━━━━━ PROVIDED INFORMATION

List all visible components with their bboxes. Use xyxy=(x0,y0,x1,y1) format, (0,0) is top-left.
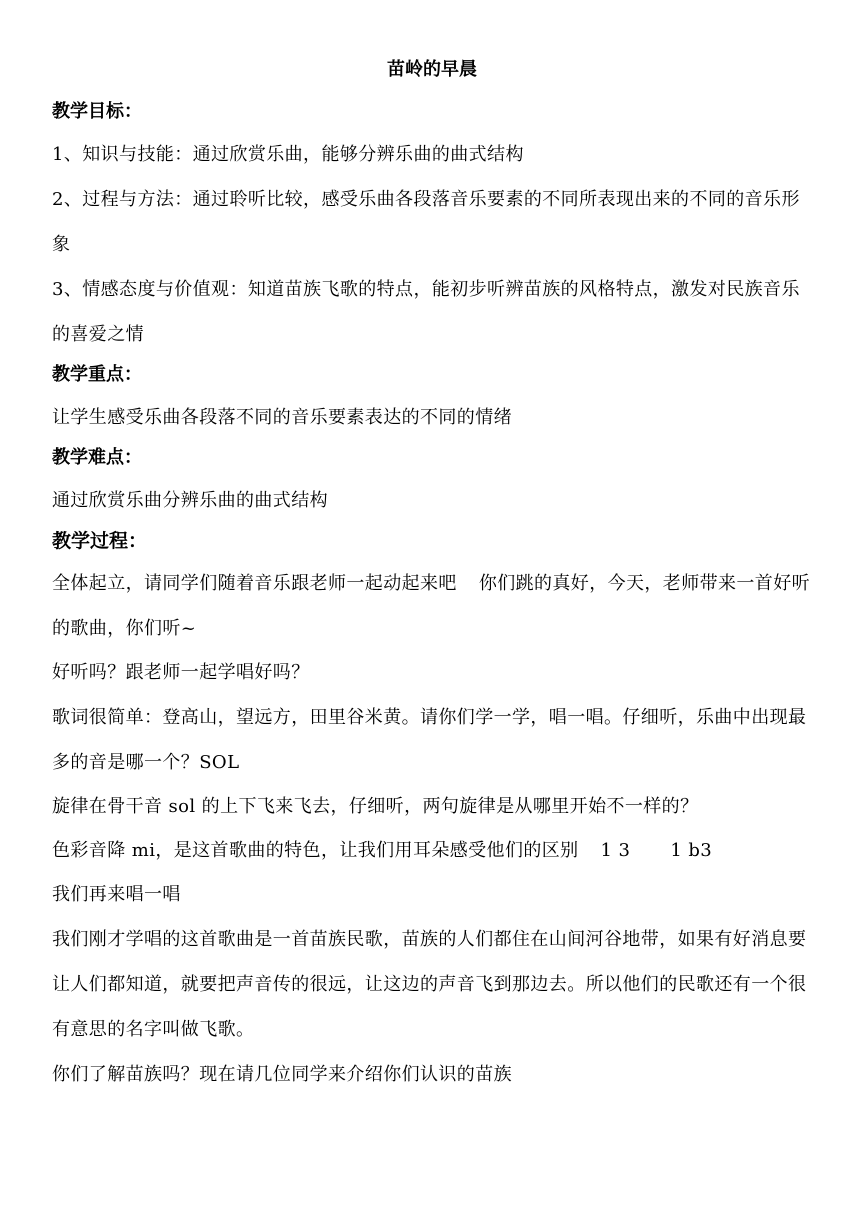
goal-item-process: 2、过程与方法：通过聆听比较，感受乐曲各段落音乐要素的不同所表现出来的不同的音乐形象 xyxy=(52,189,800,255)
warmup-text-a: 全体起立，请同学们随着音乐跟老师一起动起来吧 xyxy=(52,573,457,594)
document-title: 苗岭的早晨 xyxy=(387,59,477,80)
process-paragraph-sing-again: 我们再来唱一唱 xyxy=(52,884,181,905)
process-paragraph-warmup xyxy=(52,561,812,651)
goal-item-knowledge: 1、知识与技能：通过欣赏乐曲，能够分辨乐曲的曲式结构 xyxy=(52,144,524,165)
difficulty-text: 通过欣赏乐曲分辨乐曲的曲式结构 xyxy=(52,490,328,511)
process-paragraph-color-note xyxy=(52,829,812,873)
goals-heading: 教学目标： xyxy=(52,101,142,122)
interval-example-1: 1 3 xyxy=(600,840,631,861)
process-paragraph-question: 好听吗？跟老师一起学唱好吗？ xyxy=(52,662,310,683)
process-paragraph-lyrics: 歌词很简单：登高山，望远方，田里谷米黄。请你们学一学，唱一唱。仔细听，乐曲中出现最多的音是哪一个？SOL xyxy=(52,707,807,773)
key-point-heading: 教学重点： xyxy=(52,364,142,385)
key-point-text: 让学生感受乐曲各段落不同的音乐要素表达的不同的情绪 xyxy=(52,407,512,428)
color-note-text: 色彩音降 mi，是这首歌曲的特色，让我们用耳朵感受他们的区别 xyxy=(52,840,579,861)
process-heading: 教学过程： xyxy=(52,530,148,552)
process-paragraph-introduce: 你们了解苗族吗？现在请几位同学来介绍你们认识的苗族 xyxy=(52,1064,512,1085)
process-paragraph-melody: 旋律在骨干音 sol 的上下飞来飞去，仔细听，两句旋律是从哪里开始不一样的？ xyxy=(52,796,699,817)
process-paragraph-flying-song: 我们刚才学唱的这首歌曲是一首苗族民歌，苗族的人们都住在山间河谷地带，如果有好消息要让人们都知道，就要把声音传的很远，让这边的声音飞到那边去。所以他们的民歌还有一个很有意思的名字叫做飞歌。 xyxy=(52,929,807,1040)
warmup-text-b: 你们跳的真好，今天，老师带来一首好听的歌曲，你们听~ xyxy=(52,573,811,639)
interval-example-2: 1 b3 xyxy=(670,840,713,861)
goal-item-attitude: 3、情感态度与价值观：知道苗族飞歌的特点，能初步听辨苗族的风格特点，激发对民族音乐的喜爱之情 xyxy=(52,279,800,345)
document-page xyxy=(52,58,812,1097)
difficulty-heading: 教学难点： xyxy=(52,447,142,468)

━━━━━━━━━━
━━━━━ PROVIDED INFORMATION

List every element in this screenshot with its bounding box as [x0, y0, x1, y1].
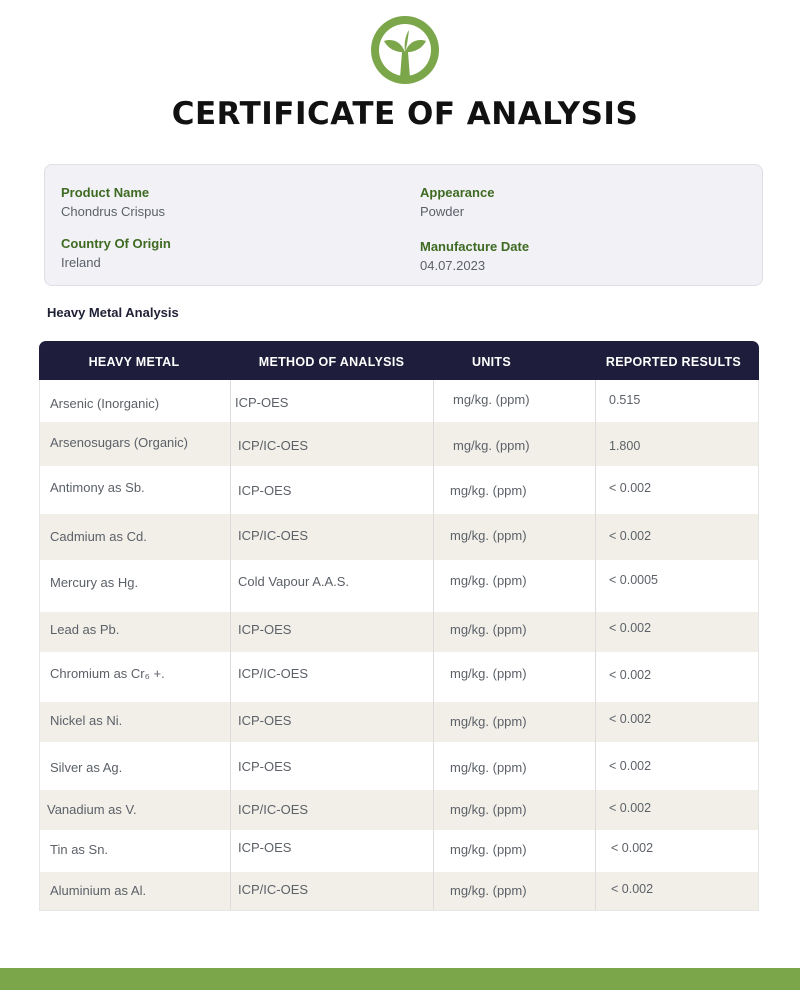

━━━━━━━━━━

Copy the records word for word, beginning at the line that contains "List all visible" and stopping after the line that contains "document-title: 苗岭的早晨 xyxy=(387,59,477,80)". Omit the pictures from your copy.

__WRITTEN SOLUTION__:
List all visible components with their bboxes. Use xyxy=(x0,y0,x1,y1) format, (0,0) is top-left.
goal-item-process: 2、过程与方法：通过聆听比较，感受乐曲各段落音乐要素的不同所表现出来的不同的音乐形象 xyxy=(52,189,800,255)
warmup-text-a: 全体起立，请同学们随着音乐跟老师一起动起来吧 xyxy=(52,573,457,594)
document-title: 苗岭的早晨 xyxy=(387,59,477,80)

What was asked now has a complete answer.